BRIEF:
Please output the lines shown below exactly as they appear.
----
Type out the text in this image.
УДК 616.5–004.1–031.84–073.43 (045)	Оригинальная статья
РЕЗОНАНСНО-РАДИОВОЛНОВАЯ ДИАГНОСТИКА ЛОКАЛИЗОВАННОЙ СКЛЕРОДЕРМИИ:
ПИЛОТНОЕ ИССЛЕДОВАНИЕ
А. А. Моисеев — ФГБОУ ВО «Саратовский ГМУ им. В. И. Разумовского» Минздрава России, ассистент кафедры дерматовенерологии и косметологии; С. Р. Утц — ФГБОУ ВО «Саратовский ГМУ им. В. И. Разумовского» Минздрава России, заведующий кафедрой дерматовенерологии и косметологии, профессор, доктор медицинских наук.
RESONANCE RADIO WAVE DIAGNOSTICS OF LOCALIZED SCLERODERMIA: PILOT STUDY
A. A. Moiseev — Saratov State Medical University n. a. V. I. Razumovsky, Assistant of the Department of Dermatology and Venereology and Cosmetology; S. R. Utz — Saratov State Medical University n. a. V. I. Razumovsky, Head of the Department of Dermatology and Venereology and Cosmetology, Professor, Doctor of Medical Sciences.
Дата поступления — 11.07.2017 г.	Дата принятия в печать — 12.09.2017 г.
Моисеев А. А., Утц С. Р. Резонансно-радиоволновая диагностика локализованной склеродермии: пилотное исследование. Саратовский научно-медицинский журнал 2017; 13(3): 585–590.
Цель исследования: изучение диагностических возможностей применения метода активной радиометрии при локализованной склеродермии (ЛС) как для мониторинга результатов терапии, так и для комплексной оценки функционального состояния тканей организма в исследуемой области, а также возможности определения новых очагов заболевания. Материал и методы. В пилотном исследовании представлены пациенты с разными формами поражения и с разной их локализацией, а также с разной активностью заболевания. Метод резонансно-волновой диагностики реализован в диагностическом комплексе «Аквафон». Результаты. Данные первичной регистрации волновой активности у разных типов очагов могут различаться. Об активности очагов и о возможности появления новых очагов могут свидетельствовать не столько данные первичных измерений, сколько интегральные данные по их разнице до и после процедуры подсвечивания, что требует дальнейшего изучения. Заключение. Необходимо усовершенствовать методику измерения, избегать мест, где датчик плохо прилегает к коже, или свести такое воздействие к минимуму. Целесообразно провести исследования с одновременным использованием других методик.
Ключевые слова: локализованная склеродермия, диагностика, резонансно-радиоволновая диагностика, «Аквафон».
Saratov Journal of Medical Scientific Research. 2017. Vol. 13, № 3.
----
WORKED SOLUTION:
Type out the text in this image.
УДК 616.5–004.1–031.84–073.43 (045)	Оригинальная статья
РЕЗОНАНСНО-РАДИОВОЛНОВАЯ ДИАГНОСТИКА ЛОКАЛИЗОВАННОЙ СКЛЕРОДЕРМИИ:
ПИЛОТНОЕ ИССЛЕДОВАНИЕ
А. А. Моисеев — ФГБОУ ВО «Саратовский ГМУ им. В. И. Разумовского» Минздрава России, ассистент кафедры дерматовенерологии и косметологии; С. Р. Утц — ФГБОУ ВО «Саратовский ГМУ им. В. И. Разумовского» Минздрава России, заведующий кафедрой дерматовенерологии и косметологии, профессор, доктор медицинских наук.
RESONANCE RADIO WAVE DIAGNOSTICS OF LOCALIZED SCLERODERMIA: PILOT STUDY
A. A. Moiseev — Saratov State Medical University n. a. V. I. Razumovsky, Assistant of the Department of Dermatology and Venereology and Cosmetology; S. R. Utz — Saratov State Medical University n. a. V. I. Razumovsky, Head of the Department of Dermatology and Venereology and Cosmetology, Professor, Doctor of Medical Sciences.
Дата поступления — 11.07.2017 г.	Дата принятия в печать — 12.09.2017 г.
Моисеев А. А., Утц С. Р. Резонансно-радиоволновая диагностика локализованной склеродермии: пилотное исследование. Саратовский научно-медицинский журнал 2017; 13(3): 585–590.
Цель исследования: изучение диагностических возможностей применения метода активной радиометрии при локализованной склеродермии (ЛС) как для мониторинга результатов терапии, так и для комплексной оценки функционального состояния тканей организма в исследуемой области, а также возможности определения новых очагов заболевания. Материал и методы. В пилотном исследовании представлены пациенты с разными формами поражения и с разной их локализацией, а также с разной активностью заболевания. Метод резонансно-волновой диагностики реализован в диагностическом комплексе «Аквафон». Результаты. Данные первичной регистрации волновой активности у разных типов очагов могут различаться. Об активности очагов и о возможности появления новых очагов могут свидетельствовать не столько данные первичных измерений, сколько интегральные данные по их разнице до и после процедуры подсвечивания, что требует дальнейшего изучения. Заключение. Необходимо усовершенствовать методику измерения, избегать мест, где датчик плохо прилегает к коже, или свести такое воздействие к минимуму. Целесообразно провести исследования с одновременным использованием других методик.
Ключевые слова: локализованная склеродермия, диагностика, резонансно-радиоволновая диагностика, «Аквафон».
Saratov Journal of Medical Scientific Research. 2017. Vol. 13, № 3.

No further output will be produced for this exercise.